SET PROBLEM:
Would you pull out every line of the material that contains the string "Deletes"?

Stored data
________________________________________

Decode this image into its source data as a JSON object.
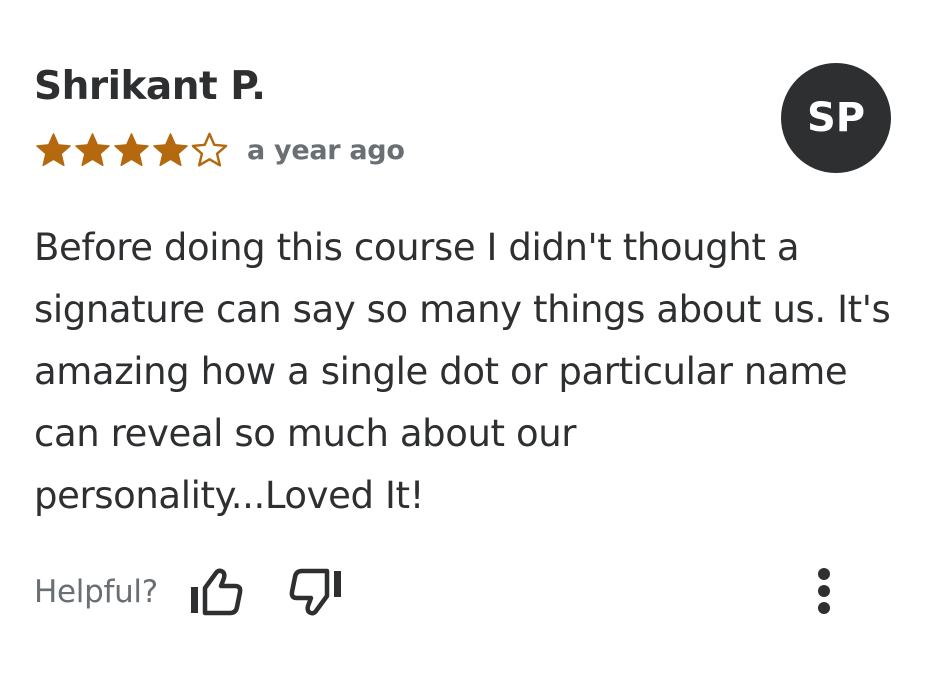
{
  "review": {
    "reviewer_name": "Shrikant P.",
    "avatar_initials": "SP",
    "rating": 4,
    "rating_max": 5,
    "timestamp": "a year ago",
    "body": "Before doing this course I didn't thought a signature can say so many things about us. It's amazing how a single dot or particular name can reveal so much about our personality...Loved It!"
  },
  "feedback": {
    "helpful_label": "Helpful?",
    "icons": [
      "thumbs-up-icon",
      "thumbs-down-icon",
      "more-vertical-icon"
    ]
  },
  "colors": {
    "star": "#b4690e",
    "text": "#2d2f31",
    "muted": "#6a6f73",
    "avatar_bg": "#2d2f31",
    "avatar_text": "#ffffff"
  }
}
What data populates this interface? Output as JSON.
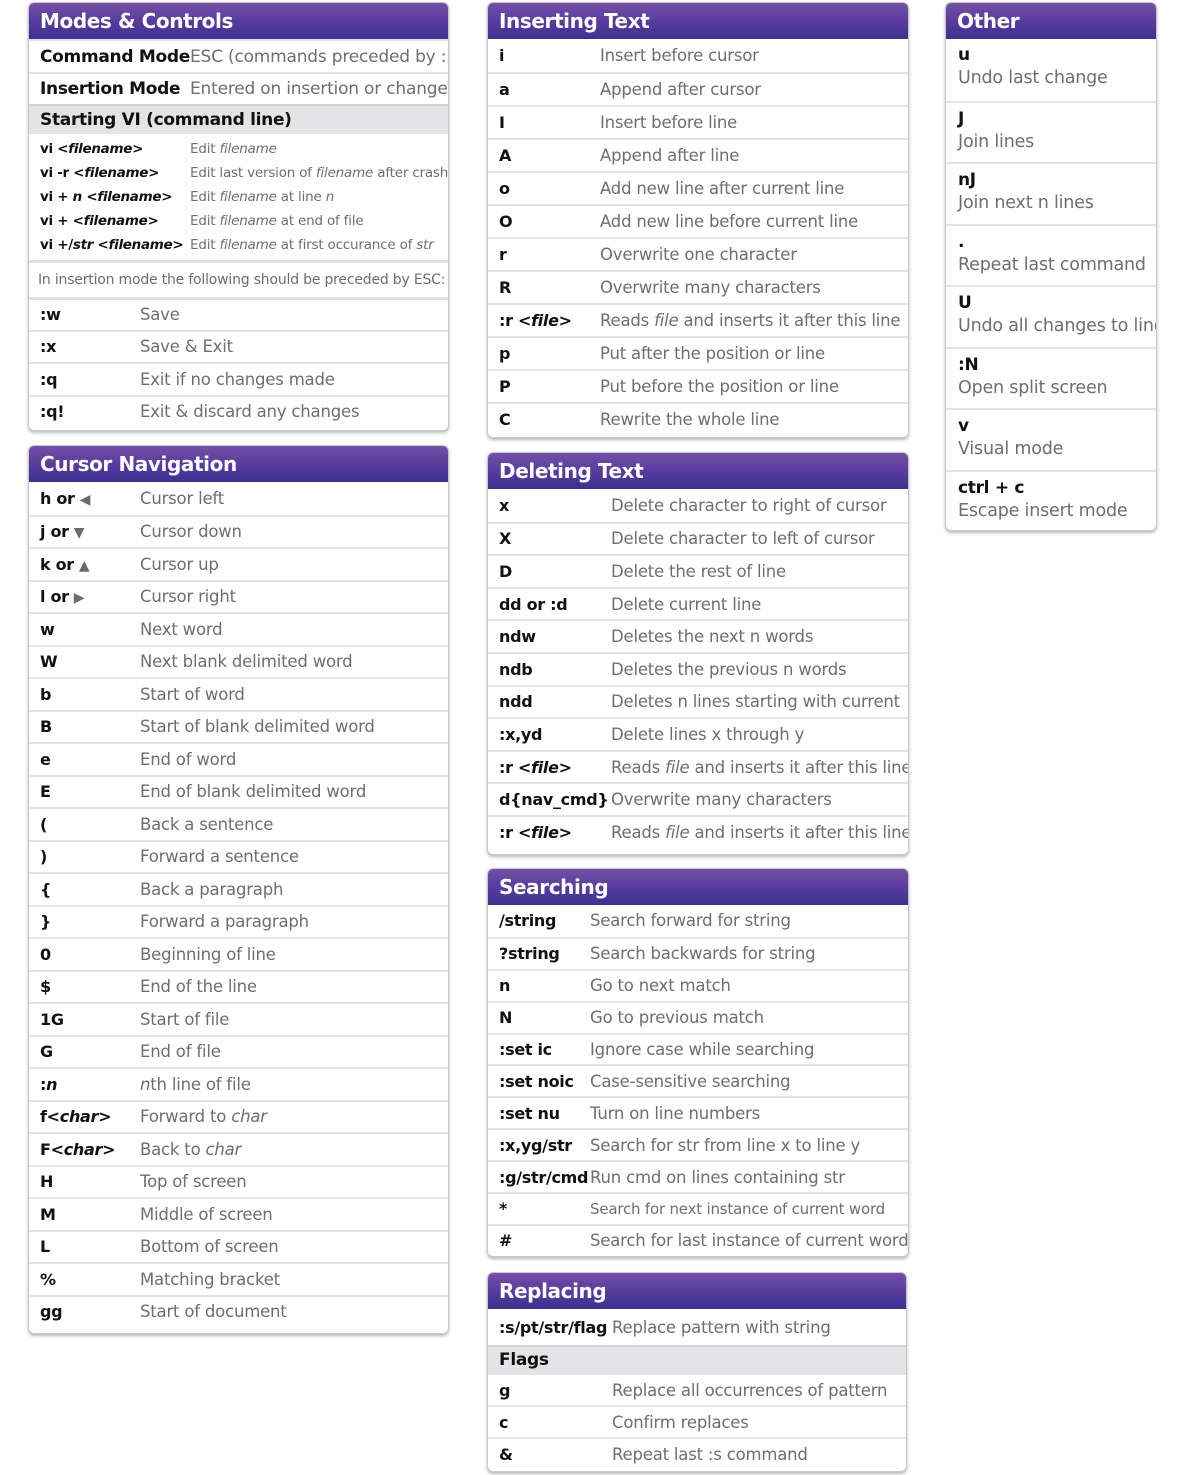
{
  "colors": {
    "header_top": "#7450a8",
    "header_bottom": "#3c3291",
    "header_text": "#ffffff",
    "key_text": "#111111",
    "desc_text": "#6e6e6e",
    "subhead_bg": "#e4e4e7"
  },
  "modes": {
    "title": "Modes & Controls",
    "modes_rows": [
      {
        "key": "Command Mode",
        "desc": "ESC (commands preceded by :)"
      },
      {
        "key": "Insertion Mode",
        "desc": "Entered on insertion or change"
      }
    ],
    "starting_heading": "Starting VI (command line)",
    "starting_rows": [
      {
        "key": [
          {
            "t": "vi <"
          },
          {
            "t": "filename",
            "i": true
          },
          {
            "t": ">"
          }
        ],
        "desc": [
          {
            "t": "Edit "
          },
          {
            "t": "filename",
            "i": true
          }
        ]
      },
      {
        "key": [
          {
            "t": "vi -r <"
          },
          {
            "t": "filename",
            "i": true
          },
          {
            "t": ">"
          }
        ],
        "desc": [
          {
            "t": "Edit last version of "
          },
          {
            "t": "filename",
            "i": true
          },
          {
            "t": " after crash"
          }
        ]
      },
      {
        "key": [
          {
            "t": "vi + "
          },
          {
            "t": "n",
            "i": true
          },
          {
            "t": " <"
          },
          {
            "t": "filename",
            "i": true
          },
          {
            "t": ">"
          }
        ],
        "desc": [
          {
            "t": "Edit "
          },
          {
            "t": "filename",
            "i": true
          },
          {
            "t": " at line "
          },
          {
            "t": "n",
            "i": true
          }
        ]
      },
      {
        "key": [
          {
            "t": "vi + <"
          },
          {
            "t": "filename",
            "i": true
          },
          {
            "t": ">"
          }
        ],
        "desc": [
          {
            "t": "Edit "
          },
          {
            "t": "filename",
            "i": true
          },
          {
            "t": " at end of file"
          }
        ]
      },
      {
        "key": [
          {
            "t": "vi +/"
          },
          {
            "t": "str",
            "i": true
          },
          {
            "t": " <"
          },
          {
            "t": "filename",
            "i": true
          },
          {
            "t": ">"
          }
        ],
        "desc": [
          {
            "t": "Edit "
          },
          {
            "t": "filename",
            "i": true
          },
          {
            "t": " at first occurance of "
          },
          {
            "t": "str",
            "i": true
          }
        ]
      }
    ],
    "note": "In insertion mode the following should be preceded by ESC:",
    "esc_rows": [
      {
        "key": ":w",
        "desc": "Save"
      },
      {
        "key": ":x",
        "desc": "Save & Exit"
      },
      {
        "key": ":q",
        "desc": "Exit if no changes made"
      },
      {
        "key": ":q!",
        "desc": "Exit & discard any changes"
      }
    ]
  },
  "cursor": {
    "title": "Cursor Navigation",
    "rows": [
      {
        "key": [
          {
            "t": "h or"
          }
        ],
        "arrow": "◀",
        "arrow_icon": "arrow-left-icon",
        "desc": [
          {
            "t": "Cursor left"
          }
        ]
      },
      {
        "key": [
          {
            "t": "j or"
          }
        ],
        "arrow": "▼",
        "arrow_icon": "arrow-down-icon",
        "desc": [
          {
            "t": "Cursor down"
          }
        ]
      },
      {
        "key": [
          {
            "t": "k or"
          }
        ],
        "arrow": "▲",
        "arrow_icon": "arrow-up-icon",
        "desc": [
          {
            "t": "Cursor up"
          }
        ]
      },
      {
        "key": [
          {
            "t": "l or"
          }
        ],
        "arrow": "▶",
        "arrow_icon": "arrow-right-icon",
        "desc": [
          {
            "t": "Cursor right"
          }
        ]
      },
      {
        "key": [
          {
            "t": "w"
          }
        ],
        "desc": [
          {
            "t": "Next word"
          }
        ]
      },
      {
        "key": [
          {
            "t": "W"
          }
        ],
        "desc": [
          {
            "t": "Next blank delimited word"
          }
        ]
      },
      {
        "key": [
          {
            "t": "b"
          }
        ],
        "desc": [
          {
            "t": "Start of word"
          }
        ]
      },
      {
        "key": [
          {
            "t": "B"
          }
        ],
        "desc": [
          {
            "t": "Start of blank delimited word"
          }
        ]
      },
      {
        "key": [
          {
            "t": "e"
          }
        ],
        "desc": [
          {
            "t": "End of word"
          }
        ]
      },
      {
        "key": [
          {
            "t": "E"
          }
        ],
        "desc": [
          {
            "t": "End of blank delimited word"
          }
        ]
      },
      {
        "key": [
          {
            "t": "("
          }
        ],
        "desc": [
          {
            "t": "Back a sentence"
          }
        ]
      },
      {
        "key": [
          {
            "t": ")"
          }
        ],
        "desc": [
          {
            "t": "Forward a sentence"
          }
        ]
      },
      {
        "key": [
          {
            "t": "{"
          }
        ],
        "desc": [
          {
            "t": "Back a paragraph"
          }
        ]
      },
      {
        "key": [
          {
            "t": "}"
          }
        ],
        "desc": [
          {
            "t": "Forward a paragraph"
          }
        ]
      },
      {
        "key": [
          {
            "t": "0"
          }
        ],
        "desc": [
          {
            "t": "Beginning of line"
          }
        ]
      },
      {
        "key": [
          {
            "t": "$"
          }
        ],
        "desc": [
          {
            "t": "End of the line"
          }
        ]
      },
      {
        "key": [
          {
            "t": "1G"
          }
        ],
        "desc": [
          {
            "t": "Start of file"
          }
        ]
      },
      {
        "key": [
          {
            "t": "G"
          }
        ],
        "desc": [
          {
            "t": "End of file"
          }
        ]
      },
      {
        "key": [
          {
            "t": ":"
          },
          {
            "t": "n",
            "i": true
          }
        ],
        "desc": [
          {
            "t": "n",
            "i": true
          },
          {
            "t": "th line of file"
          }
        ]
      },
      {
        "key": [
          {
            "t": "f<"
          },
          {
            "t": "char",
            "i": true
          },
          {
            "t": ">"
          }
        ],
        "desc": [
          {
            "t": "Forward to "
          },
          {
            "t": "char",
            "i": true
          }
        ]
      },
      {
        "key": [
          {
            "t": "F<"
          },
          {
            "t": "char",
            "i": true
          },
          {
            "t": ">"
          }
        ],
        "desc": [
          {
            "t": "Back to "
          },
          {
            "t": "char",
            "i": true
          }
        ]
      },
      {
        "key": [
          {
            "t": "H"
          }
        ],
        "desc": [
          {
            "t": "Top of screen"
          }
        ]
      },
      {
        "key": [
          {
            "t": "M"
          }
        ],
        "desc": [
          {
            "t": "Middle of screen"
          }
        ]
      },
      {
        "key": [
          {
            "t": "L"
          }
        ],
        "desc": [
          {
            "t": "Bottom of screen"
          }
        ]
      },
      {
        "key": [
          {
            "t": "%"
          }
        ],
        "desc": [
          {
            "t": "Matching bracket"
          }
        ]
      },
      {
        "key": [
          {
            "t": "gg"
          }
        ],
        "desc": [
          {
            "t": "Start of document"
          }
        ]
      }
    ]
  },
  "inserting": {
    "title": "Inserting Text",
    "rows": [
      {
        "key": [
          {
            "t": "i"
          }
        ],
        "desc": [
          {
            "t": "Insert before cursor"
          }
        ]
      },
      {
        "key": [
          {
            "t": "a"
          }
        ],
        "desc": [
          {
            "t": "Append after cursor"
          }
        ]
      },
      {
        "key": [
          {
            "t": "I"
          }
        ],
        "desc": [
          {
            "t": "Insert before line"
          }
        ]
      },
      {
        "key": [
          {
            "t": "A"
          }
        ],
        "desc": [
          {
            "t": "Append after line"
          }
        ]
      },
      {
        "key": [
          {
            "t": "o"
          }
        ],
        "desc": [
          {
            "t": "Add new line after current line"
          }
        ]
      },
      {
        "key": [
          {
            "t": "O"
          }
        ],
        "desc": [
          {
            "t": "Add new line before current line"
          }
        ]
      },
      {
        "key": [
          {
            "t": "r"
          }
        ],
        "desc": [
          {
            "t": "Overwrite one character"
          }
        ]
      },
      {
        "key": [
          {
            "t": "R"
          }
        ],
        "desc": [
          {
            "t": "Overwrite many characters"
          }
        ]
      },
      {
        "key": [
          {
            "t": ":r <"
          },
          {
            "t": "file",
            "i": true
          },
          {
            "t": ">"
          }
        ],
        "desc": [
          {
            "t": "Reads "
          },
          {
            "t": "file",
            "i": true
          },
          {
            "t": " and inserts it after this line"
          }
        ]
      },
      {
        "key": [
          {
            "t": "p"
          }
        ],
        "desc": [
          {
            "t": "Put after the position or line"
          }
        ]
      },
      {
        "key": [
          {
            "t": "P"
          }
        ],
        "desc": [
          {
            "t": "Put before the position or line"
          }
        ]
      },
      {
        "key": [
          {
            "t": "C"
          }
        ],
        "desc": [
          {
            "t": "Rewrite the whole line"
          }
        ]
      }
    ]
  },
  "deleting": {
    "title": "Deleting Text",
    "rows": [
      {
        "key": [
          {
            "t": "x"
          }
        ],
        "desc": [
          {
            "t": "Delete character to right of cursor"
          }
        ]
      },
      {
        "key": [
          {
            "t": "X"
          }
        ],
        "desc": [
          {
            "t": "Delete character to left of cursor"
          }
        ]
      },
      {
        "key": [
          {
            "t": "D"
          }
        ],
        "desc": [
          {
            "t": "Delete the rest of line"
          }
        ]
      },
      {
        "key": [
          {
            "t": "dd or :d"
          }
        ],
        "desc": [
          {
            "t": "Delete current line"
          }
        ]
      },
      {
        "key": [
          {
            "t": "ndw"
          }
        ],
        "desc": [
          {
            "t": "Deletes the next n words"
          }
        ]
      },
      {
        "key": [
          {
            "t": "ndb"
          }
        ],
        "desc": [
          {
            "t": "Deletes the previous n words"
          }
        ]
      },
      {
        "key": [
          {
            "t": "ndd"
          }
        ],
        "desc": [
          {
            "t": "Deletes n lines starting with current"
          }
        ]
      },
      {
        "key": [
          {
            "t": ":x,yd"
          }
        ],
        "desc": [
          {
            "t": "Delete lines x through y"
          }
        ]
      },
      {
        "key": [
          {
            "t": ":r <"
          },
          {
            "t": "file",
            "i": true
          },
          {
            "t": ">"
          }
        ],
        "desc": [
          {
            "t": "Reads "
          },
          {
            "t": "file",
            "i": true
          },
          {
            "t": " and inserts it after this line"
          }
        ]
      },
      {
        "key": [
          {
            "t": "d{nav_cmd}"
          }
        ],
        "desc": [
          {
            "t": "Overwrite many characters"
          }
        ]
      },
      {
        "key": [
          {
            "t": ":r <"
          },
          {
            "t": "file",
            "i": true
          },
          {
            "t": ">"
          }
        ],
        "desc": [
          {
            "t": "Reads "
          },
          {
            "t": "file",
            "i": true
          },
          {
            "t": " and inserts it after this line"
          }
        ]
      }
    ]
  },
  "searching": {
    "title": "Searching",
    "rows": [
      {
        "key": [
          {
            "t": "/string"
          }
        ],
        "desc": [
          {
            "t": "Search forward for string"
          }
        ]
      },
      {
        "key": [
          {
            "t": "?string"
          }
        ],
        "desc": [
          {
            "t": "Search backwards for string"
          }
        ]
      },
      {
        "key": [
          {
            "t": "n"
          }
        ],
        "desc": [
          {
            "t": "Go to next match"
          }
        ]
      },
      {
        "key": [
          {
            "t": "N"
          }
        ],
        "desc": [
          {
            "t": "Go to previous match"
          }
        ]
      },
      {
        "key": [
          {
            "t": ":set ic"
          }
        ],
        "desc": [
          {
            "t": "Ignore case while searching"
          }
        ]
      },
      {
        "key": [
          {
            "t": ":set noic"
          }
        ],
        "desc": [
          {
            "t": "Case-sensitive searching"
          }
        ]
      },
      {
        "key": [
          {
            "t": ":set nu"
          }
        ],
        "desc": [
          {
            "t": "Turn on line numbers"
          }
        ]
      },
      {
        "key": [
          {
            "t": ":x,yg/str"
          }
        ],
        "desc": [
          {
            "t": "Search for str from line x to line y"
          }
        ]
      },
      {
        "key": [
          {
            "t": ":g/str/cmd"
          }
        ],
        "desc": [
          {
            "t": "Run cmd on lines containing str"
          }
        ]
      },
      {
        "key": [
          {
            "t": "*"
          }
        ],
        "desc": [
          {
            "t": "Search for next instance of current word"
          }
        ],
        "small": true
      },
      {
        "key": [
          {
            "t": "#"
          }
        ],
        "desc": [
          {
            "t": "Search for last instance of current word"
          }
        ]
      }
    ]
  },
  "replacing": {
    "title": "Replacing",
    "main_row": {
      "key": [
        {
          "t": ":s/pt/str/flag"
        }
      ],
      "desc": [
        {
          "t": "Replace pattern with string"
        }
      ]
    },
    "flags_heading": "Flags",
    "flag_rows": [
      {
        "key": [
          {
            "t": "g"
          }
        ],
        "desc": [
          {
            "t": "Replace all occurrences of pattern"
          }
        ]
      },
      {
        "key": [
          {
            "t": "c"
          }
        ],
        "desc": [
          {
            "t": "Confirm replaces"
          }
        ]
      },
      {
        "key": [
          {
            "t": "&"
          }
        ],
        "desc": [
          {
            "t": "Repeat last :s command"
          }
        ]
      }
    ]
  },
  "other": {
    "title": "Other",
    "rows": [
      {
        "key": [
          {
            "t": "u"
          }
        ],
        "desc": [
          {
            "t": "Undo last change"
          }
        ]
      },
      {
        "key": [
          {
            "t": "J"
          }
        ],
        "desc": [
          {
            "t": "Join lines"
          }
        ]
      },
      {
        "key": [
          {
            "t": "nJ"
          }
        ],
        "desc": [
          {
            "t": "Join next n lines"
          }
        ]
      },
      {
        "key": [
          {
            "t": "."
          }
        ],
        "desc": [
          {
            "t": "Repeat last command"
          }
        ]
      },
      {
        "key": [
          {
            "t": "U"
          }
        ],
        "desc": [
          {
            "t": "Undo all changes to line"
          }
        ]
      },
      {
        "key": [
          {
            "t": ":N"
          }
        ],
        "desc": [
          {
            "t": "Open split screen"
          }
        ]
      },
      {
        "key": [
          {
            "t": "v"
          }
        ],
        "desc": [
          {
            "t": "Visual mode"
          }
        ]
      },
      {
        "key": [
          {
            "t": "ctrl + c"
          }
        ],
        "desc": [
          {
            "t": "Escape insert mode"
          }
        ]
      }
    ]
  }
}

________________________________________

SOLUTION TO THIS PROBLEM:
            "t": "Deletes the next n words"
            "t": "Deletes the previous n words"
            "t": "Deletes n lines starting with current"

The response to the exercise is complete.